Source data
+++

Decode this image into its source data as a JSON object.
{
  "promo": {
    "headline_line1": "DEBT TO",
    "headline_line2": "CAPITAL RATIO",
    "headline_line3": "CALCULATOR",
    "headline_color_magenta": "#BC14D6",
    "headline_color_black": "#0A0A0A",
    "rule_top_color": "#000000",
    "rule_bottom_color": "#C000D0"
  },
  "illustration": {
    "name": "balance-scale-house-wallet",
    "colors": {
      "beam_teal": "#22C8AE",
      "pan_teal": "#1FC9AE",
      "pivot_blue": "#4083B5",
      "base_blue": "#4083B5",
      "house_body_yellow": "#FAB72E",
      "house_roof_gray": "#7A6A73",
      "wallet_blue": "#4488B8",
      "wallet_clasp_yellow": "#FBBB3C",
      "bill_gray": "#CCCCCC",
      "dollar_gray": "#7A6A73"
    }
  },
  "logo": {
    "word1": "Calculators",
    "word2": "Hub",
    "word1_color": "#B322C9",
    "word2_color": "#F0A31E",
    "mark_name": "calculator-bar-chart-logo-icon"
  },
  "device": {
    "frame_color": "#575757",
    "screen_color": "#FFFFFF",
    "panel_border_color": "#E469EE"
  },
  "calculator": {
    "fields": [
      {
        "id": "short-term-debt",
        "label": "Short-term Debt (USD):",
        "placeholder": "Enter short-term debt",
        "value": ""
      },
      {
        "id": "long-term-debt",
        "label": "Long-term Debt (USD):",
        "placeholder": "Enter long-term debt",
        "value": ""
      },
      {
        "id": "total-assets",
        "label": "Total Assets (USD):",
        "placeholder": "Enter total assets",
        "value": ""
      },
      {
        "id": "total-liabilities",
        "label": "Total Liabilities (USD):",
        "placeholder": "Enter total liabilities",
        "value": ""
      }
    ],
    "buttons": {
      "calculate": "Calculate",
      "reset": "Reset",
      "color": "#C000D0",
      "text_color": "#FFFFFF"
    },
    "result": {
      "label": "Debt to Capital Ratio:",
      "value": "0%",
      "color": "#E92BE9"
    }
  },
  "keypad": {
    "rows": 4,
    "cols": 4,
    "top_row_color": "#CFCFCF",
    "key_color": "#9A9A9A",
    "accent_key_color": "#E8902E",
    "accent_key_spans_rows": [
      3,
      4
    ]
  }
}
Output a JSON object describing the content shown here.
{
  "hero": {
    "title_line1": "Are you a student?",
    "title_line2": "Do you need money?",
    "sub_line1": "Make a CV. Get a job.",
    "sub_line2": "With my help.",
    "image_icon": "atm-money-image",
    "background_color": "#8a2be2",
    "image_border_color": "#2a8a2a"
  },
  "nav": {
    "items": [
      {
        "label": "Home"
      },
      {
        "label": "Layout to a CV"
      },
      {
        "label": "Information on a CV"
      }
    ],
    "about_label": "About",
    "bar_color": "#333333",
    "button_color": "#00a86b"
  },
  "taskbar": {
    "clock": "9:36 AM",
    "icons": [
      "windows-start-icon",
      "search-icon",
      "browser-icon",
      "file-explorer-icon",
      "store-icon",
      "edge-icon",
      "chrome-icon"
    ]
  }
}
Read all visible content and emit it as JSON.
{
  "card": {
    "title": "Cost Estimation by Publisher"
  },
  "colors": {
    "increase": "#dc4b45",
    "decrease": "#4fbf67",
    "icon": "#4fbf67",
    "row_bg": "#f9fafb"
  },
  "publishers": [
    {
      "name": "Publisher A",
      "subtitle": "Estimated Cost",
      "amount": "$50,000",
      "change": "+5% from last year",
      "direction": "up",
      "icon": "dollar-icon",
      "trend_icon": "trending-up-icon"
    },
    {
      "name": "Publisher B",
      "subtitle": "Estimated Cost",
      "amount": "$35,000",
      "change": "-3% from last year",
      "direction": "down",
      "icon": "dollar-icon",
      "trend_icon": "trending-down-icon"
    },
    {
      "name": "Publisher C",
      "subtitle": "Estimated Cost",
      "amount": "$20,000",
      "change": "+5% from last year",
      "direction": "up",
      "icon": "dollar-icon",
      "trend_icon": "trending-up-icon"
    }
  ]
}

+++

SET PROBLEM
Extract the data exactly as given.

SOLUTION TO THIS TASK
Decode this image into its source data as a JSON object.
{
  "promo": {
    "headline_line1": "DEBT TO",
    "headline_line2": "CAPITAL RATIO",
    "headline_line3": "CALCULATOR",
    "headline_color_magenta": "#BC14D6",
    "headline_color_black": "#0A0A0A",
    "rule_top_color": "#000000",
    "rule_bottom_color": "#C000D0"
  },
  "illustration": {
    "name": "balance-scale-house-wallet",
    "colors": {
      "beam_teal": "#22C8AE",
      "pan_teal": "#1FC9AE",
      "pivot_blue": "#4083B5",
      "base_blue": "#4083B5",
      "house_body_yellow": "#FAB72E",
      "house_roof_gray": "#7A6A73",
      "wallet_blue": "#4488B8",
      "wallet_clasp_yellow": "#FBBB3C",
      "bill_gray": "#CCCCCC",
      "dollar_gray": "#7A6A73"
    }
  },
  "logo": {
    "word1": "Calculators",
    "word2": "Hub",
    "word1_color": "#B322C9",
    "word2_color": "#F0A31E",
    "mark_name": "calculator-bar-chart-logo-icon"
  },
  "device": {
    "frame_color": "#575757",
    "screen_color": "#FFFFFF",
    "panel_border_color": "#E469EE"
  },
  "calculator": {
    "fields": [
      {
        "id": "short-term-debt",
        "label": "Short-term Debt (USD):",
        "placeholder": "Enter short-term debt",
        "value": ""
      },
      {
        "id": "long-term-debt",
        "label": "Long-term Debt (USD):",
        "placeholder": "Enter long-term debt",
        "value": ""
      },
      {
        "id": "total-assets",
        "label": "Total Assets (USD):",
        "placeholder": "Enter total assets",
        "value": ""
      },
      {
        "id": "total-liabilities",
        "label": "Total Liabilities (USD):",
        "placeholder": "Enter total liabilities",
        "value": ""
      }
    ],
    "buttons": {
      "calculate": "Calculate",
      "reset": "Reset",
      "color": "#C000D0",
      "text_color": "#FFFFFF"
    },
    "result": {
      "label": "Debt to Capital Ratio:",
      "value": "0%",
      "color": "#E92BE9"
    }
  },
  "keypad": {
    "rows": 4,
    "cols": 4,
    "top_row_color": "#CFCFCF",
    "key_color": "#9A9A9A",
    "accent_key_color": "#E8902E",
    "accent_key_spans_rows": [
      3,
      4
    ]
  }
}
Output a JSON object describing the content shown here.
{
  "hero": {
    "title_line1": "Are you a student?",
    "title_line2": "Do you need money?",
    "sub_line1": "Make a CV. Get a job.",
    "sub_line2": "With my help.",
    "image_icon": "atm-money-image",
    "background_color": "#8a2be2",
    "image_border_color": "#2a8a2a"
  },
  "nav": {
    "items": [
      {
        "label": "Home"
      },
      {
        "label": "Layout to a CV"
      },
      {
        "label": "Information on a CV"
      }
    ],
    "about_label": "About",
    "bar_color": "#333333",
    "button_color": "#00a86b"
  },
  "taskbar": {
    "clock": "9:36 AM",
    "icons": [
      "windows-start-icon",
      "search-icon",
      "browser-icon",
      "file-explorer-icon",
      "store-icon",
      "edge-icon",
      "chrome-icon"
    ]
  }
}
Read all visible content and emit it as JSON.
{
  "card": {
    "title": "Cost Estimation by Publisher"
  },
  "colors": {
    "increase": "#dc4b45",
    "decrease": "#4fbf67",
    "icon": "#4fbf67",
    "row_bg": "#f9fafb"
  },
  "publishers": [
    {
      "name": "Publisher A",
      "subtitle": "Estimated Cost",
      "amount": "$50,000",
      "change": "+5% from last year",
      "direction": "up",
      "icon": "dollar-icon",
      "trend_icon": "trending-up-icon"
    },
    {
      "name": "Publisher B",
      "subtitle": "Estimated Cost",
      "amount": "$35,000",
      "change": "-3% from last year",
      "direction": "down",
      "icon": "dollar-icon",
      "trend_icon": "trending-down-icon"
    },
    {
      "name": "Publisher C",
      "subtitle": "Estimated Cost",
      "amount": "$20,000",
      "change": "+5% from last year",
      "direction": "up",
      "icon": "dollar-icon",
      "trend_icon": "trending-up-icon"
    }
  ]
}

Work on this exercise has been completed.